## Begin GIVEN ENTRIES

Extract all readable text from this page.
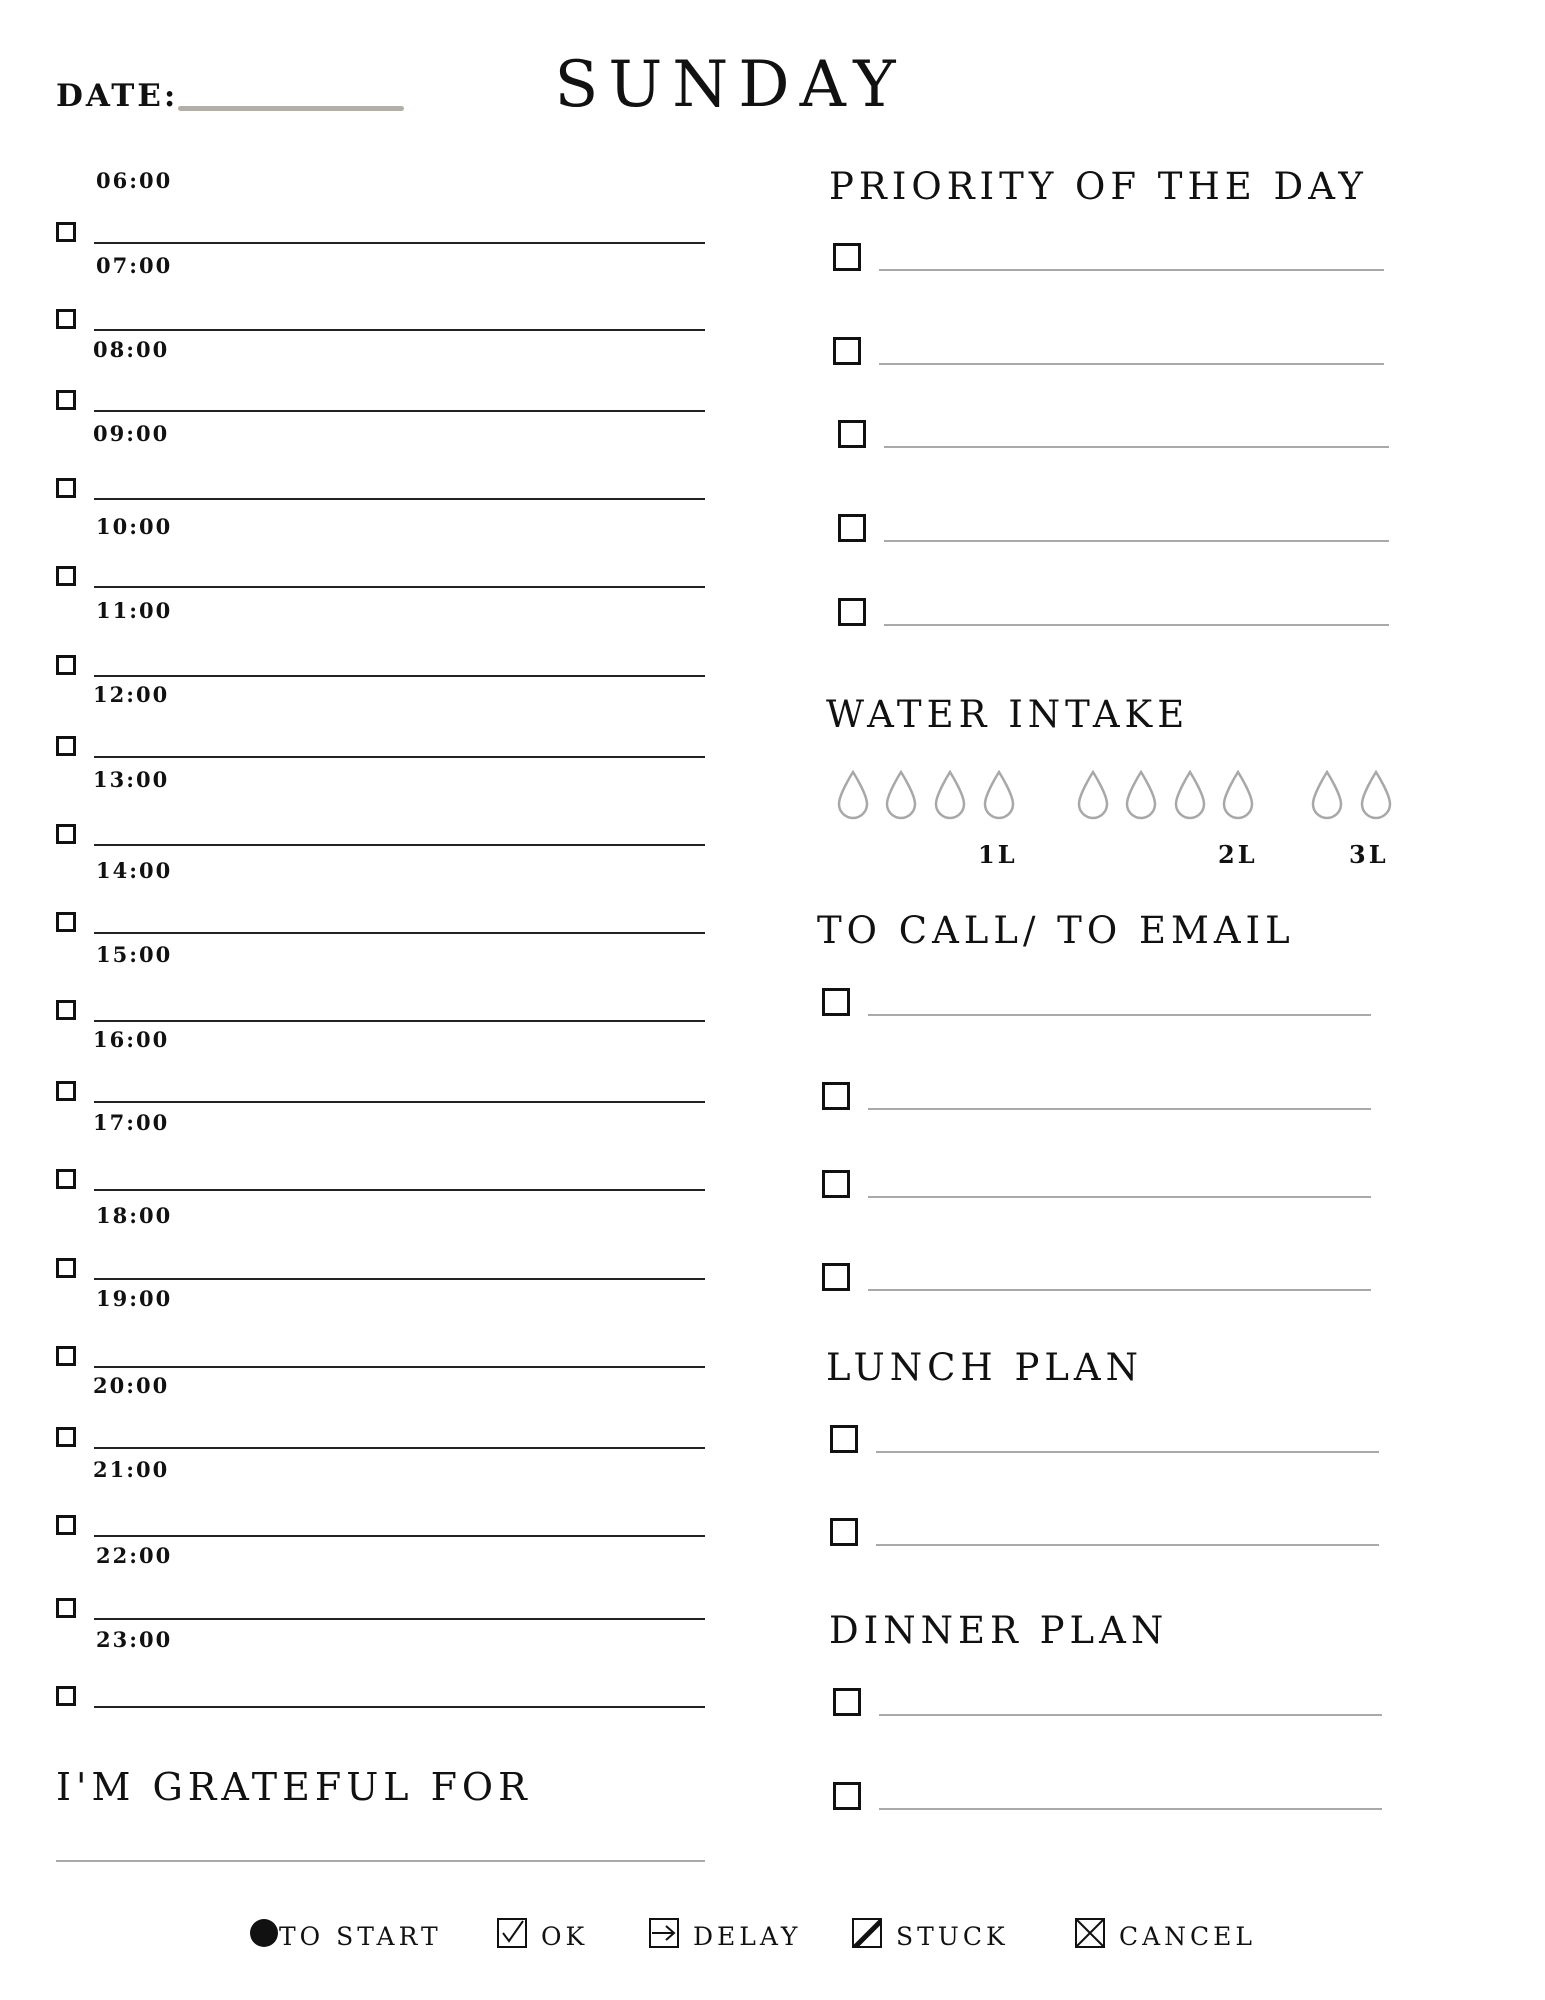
DATE:	SUNDAY
06:00
07:00
08:00
09:00
10:00
11:00
12:00
13:00
14:00
15:00
16:00
17:00
18:00
19:00
20:00
21:00
22:00
23:00
I'M GRATEFUL FOR
PRIORITY OF THE DAY
WATER INTAKE
1L	2L	3L
TO CALL/ TO EMAIL
LUNCH PLAN
DINNER PLAN
TO START	OK	DELAY	STUCK	CANCEL
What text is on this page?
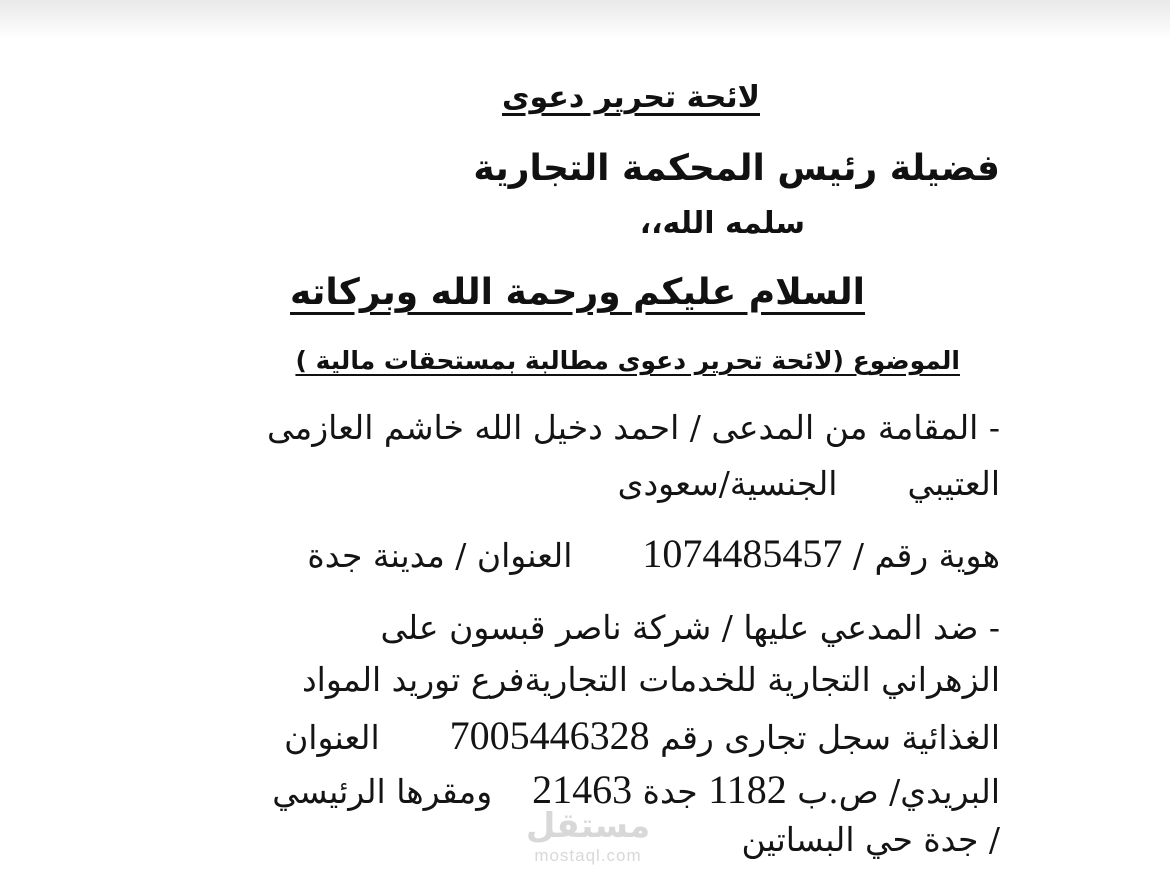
لائحة تحرير دعوى
فضيلة رئيس المحكمة التجارية
سلمه الله،،
السلام عليكم ورحمة الله وبركاته
الموضوع (لائحة تحرير دعوى مطالبة بمستحقات مالية )
- المقامة من المدعى / احمد دخيل الله خاشم العازمى
العتيبيالجنسية/سعودى
هوية رقم / 1074485457العنوان / مدينة جدة
- ضد المدعي عليها / شركة ناصر قبسون على
الزهراني التجارية للخدمات التجاريةفرع توريد المواد
الغذائية سجل تجارى رقم 7005446328العنوان
البريدي/ ص.ب 1182 جدة 21463ومقرها الرئيسي
/ جدة حي البساتين
مستقل
mostaql.com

## End GIVEN ENTRIES

EXERCISE DETAILS:
Drop the images and repeat the data exactly.

WRITTEN SOLUTION:
Extract all readable text from this page.
DATE:	SUNDAY
06:00
07:00
08:00
09:00
10:00
11:00
12:00
13:00
14:00
15:00
16:00
17:00
18:00
19:00
20:00
21:00
22:00
23:00
I'M GRATEFUL FOR
PRIORITY OF THE DAY
WATER INTAKE
1L	2L	3L
TO CALL/ TO EMAIL
LUNCH PLAN
DINNER PLAN
TO START	OK	DELAY	STUCK	CANCEL
What text is on this page?
لائحة تحرير دعوى
فضيلة رئيس المحكمة التجارية
سلمه الله،،
السلام عليكم ورحمة الله وبركاته
الموضوع (لائحة تحرير دعوى مطالبة بمستحقات مالية )
- المقامة من المدعى / احمد دخيل الله خاشم العازمى
العتيبيالجنسية/سعودى
هوية رقم / 1074485457العنوان / مدينة جدة
- ضد المدعي عليها / شركة ناصر قبسون على
الزهراني التجارية للخدمات التجاريةفرع توريد المواد
الغذائية سجل تجارى رقم 7005446328العنوان
البريدي/ ص.ب 1182 جدة 21463ومقرها الرئيسي
/ جدة حي البساتين
مستقل
mostaql.com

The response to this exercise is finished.